'''
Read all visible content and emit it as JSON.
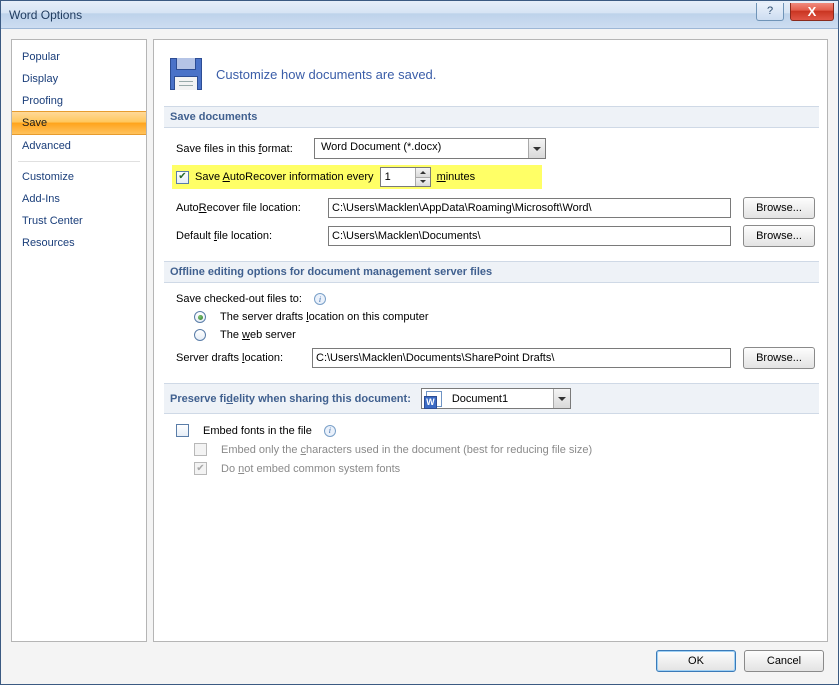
{
  "title": "Word Options",
  "winbuttons": {
    "help": "?",
    "close": "X"
  },
  "sidebar": {
    "items": [
      {
        "label": "Popular"
      },
      {
        "label": "Display"
      },
      {
        "label": "Proofing"
      },
      {
        "label": "Save"
      },
      {
        "label": "Advanced"
      },
      {
        "label": "Customize"
      },
      {
        "label": "Add-Ins"
      },
      {
        "label": "Trust Center"
      },
      {
        "label": "Resources"
      }
    ],
    "selected": "Save"
  },
  "heading": "Customize how documents are saved.",
  "sections": {
    "save_documents": {
      "title": "Save documents",
      "format_label": "Save files in this format:",
      "format_value": "Word Document (*.docx)",
      "autorecover_label_a": "Save ",
      "autorecover_label_b": "AutoRecover information every",
      "autorecover_value": "1",
      "minutes_label": "minutes",
      "autorecover_loc_label": "AutoRecover file location:",
      "autorecover_loc_value": "C:\\Users\\Macklen\\AppData\\Roaming\\Microsoft\\Word\\",
      "default_loc_label": "Default file location:",
      "default_loc_value": "C:\\Users\\Macklen\\Documents\\",
      "browse": "Browse..."
    },
    "offline": {
      "title": "Offline editing options for document management server files",
      "save_checked_label": "Save checked-out files to:",
      "opt_local": "The server drafts location on this computer",
      "opt_web": "The web server",
      "drafts_label": "Server drafts location:",
      "drafts_value": "C:\\Users\\Macklen\\Documents\\SharePoint Drafts\\",
      "browse": "Browse..."
    },
    "fidelity": {
      "title": "Preserve fidelity when sharing this document:",
      "doc_name": "Document1",
      "embed_fonts": "Embed fonts in the file",
      "embed_chars": "Embed only the characters used in the document (best for reducing file size)",
      "embed_skip_common": "Do not embed common system fonts"
    }
  },
  "footer": {
    "ok": "OK",
    "cancel": "Cancel"
  },
  "underlines": {
    "format_f": "f",
    "format_ormat": "ormat:",
    "auto_A": "A",
    "auto_rest": "utoRecover information every",
    "min_m": "m",
    "min_rest": "inutes",
    "autor_R": "R",
    "autor_pre": "Auto",
    "autor_rest": "ecover file location:",
    "def_f": "f",
    "def_pre": "Default ",
    "def_rest": "ile location:",
    "local_l": "l",
    "local_pre": "The server drafts ",
    "local_rest": "ocation on this computer",
    "web_w": "w",
    "web_pre": "The ",
    "web_rest": "eb server",
    "drafts_l": "l",
    "drafts_pre": "Server drafts ",
    "drafts_rest": "ocation:",
    "fid_d": "d",
    "fid_pre": "Preserve fi",
    "fid_rest": "elity when sharing this document:",
    "embed_c": "c",
    "embed_pre": "Embed only the ",
    "embed_rest": "haracters used in the document (best for reducing file size)",
    "common_n": "n",
    "common_pre": "Do ",
    "common_rest": "ot embed common system fonts"
  }
}
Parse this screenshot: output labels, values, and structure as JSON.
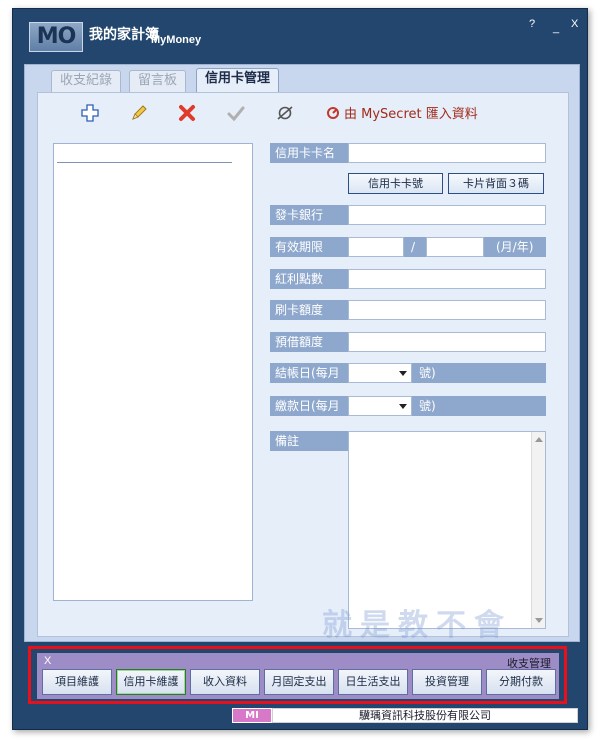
{
  "window": {
    "logo_text": "MO",
    "title": "我的家計簿",
    "subtitle": "MyMoney",
    "help": "?",
    "minimize": "_",
    "close": "X"
  },
  "tabs": [
    {
      "label": "收支紀錄",
      "active": false
    },
    {
      "label": "留言板",
      "active": false
    },
    {
      "label": "信用卡管理",
      "active": true
    }
  ],
  "toolbar": {
    "icons": [
      "add-icon",
      "edit-icon",
      "delete-icon",
      "confirm-icon",
      "cancel-icon"
    ],
    "import_label": "由 MySecret 匯入資料"
  },
  "form": {
    "card_name_label": "信用卡卡名",
    "card_number_btn": "信用卡卡號",
    "card_back_btn": "卡片背面３碼",
    "bank_label": "發卡銀行",
    "expiry_label": "有效期限",
    "expiry_sep": "/",
    "expiry_unit": "(月/年)",
    "points_label": "紅利點數",
    "credit_limit_label": "刷卡額度",
    "cash_limit_label": "預借額度",
    "billing_day_label": "結帳日(每月",
    "billing_day_suffix": "號)",
    "payment_day_label": "繳款日(每月",
    "payment_day_suffix": "號)",
    "memo_label": "備註"
  },
  "watermark": "就是教不會",
  "bottom_bar": {
    "close": "X",
    "title": "收支管理",
    "buttons": [
      {
        "label": "項目維護",
        "active": false
      },
      {
        "label": "信用卡維護",
        "active": true
      },
      {
        "label": "收入資料",
        "active": false
      },
      {
        "label": "月固定支出",
        "active": false
      },
      {
        "label": "日生活支出",
        "active": false
      },
      {
        "label": "投資管理",
        "active": false
      },
      {
        "label": "分期付款",
        "active": false
      }
    ]
  },
  "footer": {
    "logo_text": "MI",
    "company": "驥瑀資訊科技股份有限公司"
  },
  "colors": {
    "window_bg": "#23466e",
    "panel_bg": "#c8d7ee",
    "label_bg": "#8ea7cc",
    "bottom_bar_bg": "#9d8cc5",
    "highlight": "#e8101a",
    "import_text": "#a22a1a"
  }
}
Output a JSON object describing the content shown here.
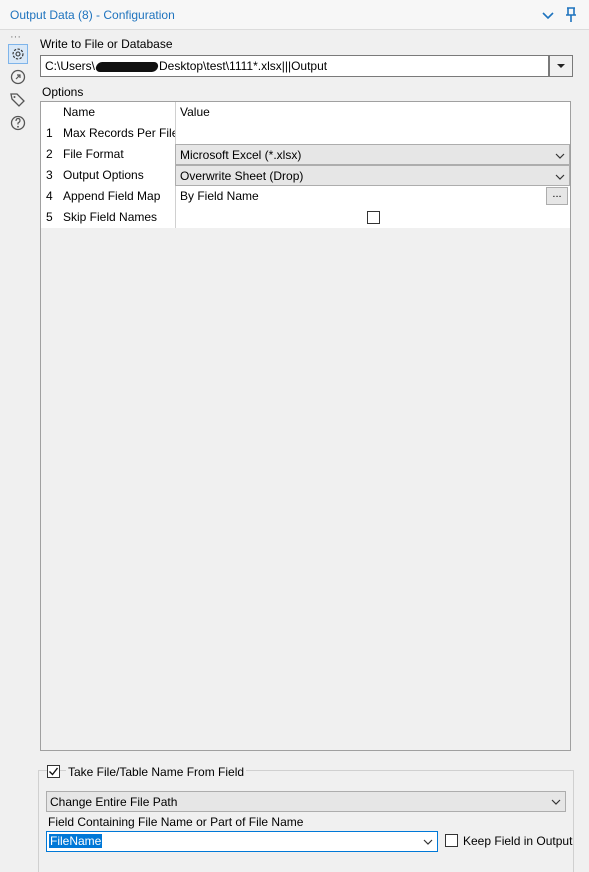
{
  "header": {
    "title": "Output Data (8) - Configuration"
  },
  "sidebar": {
    "dots": "···"
  },
  "write_to": {
    "label": "Write to File or Database",
    "path_prefix": "C:\\Users\\",
    "path_suffix": "Desktop\\test\\1111*.xlsx|||Output"
  },
  "options": {
    "label": "Options",
    "columns": {
      "name": "Name",
      "value": "Value"
    },
    "rows": [
      {
        "num": "1",
        "name": "Max Records Per File",
        "value": ""
      },
      {
        "num": "2",
        "name": "File Format",
        "value": "Microsoft Excel (*.xlsx)"
      },
      {
        "num": "3",
        "name": "Output Options",
        "value": "Overwrite Sheet (Drop)"
      },
      {
        "num": "4",
        "name": "Append Field Map",
        "value": "By Field Name",
        "button": "..."
      },
      {
        "num": "5",
        "name": "Skip Field Names",
        "value": ""
      }
    ]
  },
  "take_name": {
    "label": "Take File/Table Name From Field",
    "checked": true,
    "mode_value": "Change Entire File Path",
    "field_label": "Field Containing File Name or Part of File Name",
    "field_value": "FileName",
    "keep_label": "Keep Field in Output",
    "keep_checked": false
  },
  "colors": {
    "accent": "#1e73be",
    "selection": "#0078d7"
  }
}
'''
Exercise task: Pictures excluded, quote all the data above exactly.

Exercise answer:
Read all visible content and emit it as JSON.
{
  "title": "Word Options",
  "winbuttons": {
    "help": "?",
    "close": "X"
  },
  "sidebar": {
    "items": [
      {
        "label": "Popular"
      },
      {
        "label": "Display"
      },
      {
        "label": "Proofing"
      },
      {
        "label": "Save"
      },
      {
        "label": "Advanced"
      },
      {
        "label": "Customize"
      },
      {
        "label": "Add-Ins"
      },
      {
        "label": "Trust Center"
      },
      {
        "label": "Resources"
      }
    ],
    "selected": "Save"
  },
  "heading": "Customize how documents are saved.",
  "sections": {
    "save_documents": {
      "title": "Save documents",
      "format_label": "Save files in this format:",
      "format_value": "Word Document (*.docx)",
      "autorecover_label_a": "Save ",
      "autorecover_label_b": "AutoRecover information every",
      "autorecover_value": "1",
      "minutes_label": "minutes",
      "autorecover_loc_label": "AutoRecover file location:",
      "autorecover_loc_value": "C:\\Users\\Macklen\\AppData\\Roaming\\Microsoft\\Word\\",
      "default_loc_label": "Default file location:",
      "default_loc_value": "C:\\Users\\Macklen\\Documents\\",
      "browse": "Browse..."
    },
    "offline": {
      "title": "Offline editing options for document management server files",
      "save_checked_label": "Save checked-out files to:",
      "opt_local": "The server drafts location on this computer",
      "opt_web": "The web server",
      "drafts_label": "Server drafts location:",
      "drafts_value": "C:\\Users\\Macklen\\Documents\\SharePoint Drafts\\",
      "browse": "Browse..."
    },
    "fidelity": {
      "title": "Preserve fidelity when sharing this document:",
      "doc_name": "Document1",
      "embed_fonts": "Embed fonts in the file",
      "embed_chars": "Embed only the characters used in the document (best for reducing file size)",
      "embed_skip_common": "Do not embed common system fonts"
    }
  },
  "footer": {
    "ok": "OK",
    "cancel": "Cancel"
  },
  "underlines": {
    "format_f": "f",
    "format_ormat": "ormat:",
    "auto_A": "A",
    "auto_rest": "utoRecover information every",
    "min_m": "m",
    "min_rest": "inutes",
    "autor_R": "R",
    "autor_pre": "Auto",
    "autor_rest": "ecover file location:",
    "def_f": "f",
    "def_pre": "Default ",
    "def_rest": "ile location:",
    "local_l": "l",
    "local_pre": "The server drafts ",
    "local_rest": "ocation on this computer",
    "web_w": "w",
    "web_pre": "The ",
    "web_rest": "eb server",
    "drafts_l": "l",
    "drafts_pre": "Server drafts ",
    "drafts_rest": "ocation:",
    "fid_d": "d",
    "fid_pre": "Preserve fi",
    "fid_rest": "elity when sharing this document:",
    "embed_c": "c",
    "embed_pre": "Embed only the ",
    "embed_rest": "haracters used in the document (best for reducing file size)",
    "common_n": "n",
    "common_pre": "Do ",
    "common_rest": "ot embed common system fonts"
  }
}
Parse this screenshot: output labels, values, and structure as JSON.
{
  "window": {
    "logo_text": "MO",
    "title": "我的家計簿",
    "subtitle": "MyMoney",
    "help": "?",
    "minimize": "_",
    "close": "X"
  },
  "tabs": [
    {
      "label": "收支紀錄",
      "active": false
    },
    {
      "label": "留言板",
      "active": false
    },
    {
      "label": "信用卡管理",
      "active": true
    }
  ],
  "toolbar": {
    "icons": [
      "add-icon",
      "edit-icon",
      "delete-icon",
      "confirm-icon",
      "cancel-icon"
    ],
    "import_label": "由 MySecret 匯入資料"
  },
  "form": {
    "card_name_label": "信用卡卡名",
    "card_number_btn": "信用卡卡號",
    "card_back_btn": "卡片背面３碼",
    "bank_label": "發卡銀行",
    "expiry_label": "有效期限",
    "expiry_sep": "/",
    "expiry_unit": "(月/年)",
    "points_label": "紅利點數",
    "credit_limit_label": "刷卡額度",
    "cash_limit_label": "預借額度",
    "billing_day_label": "結帳日(每月",
    "billing_day_suffix": "號)",
    "payment_day_label": "繳款日(每月",
    "payment_day_suffix": "號)",
    "memo_label": "備註"
  },
  "watermark": "就是教不會",
  "bottom_bar": {
    "close": "X",
    "title": "收支管理",
    "buttons": [
      {
        "label": "項目維護",
        "active": false
      },
      {
        "label": "信用卡維護",
        "active": true
      },
      {
        "label": "收入資料",
        "active": false
      },
      {
        "label": "月固定支出",
        "active": false
      },
      {
        "label": "日生活支出",
        "active": false
      },
      {
        "label": "投資管理",
        "active": false
      },
      {
        "label": "分期付款",
        "active": false
      }
    ]
  },
  "footer": {
    "logo_text": "MI",
    "company": "驥瑀資訊科技股份有限公司"
  },
  "colors": {
    "window_bg": "#23466e",
    "panel_bg": "#c8d7ee",
    "label_bg": "#8ea7cc",
    "bottom_bar_bg": "#9d8cc5",
    "highlight": "#e8101a",
    "import_text": "#a22a1a"
  }
}
Output a JSON object describing the content shown here.
{
  "header": {
    "title": "Output Data (8) - Configuration"
  },
  "sidebar": {
    "dots": "···"
  },
  "write_to": {
    "label": "Write to File or Database",
    "path_prefix": "C:\\Users\\",
    "path_suffix": "Desktop\\test\\1111*.xlsx|||Output"
  },
  "options": {
    "label": "Options",
    "columns": {
      "name": "Name",
      "value": "Value"
    },
    "rows": [
      {
        "num": "1",
        "name": "Max Records Per File",
        "value": ""
      },
      {
        "num": "2",
        "name": "File Format",
        "value": "Microsoft Excel (*.xlsx)"
      },
      {
        "num": "3",
        "name": "Output Options",
        "value": "Overwrite Sheet (Drop)"
      },
      {
        "num": "4",
        "name": "Append Field Map",
        "value": "By Field Name",
        "button": "..."
      },
      {
        "num": "5",
        "name": "Skip Field Names",
        "value": ""
      }
    ]
  },
  "take_name": {
    "label": "Take File/Table Name From Field",
    "checked": true,
    "mode_value": "Change Entire File Path",
    "field_label": "Field Containing File Name or Part of File Name",
    "field_value": "FileName",
    "keep_label": "Keep Field in Output",
    "keep_checked": false
  },
  "colors": {
    "accent": "#1e73be",
    "selection": "#0078d7"
  }
}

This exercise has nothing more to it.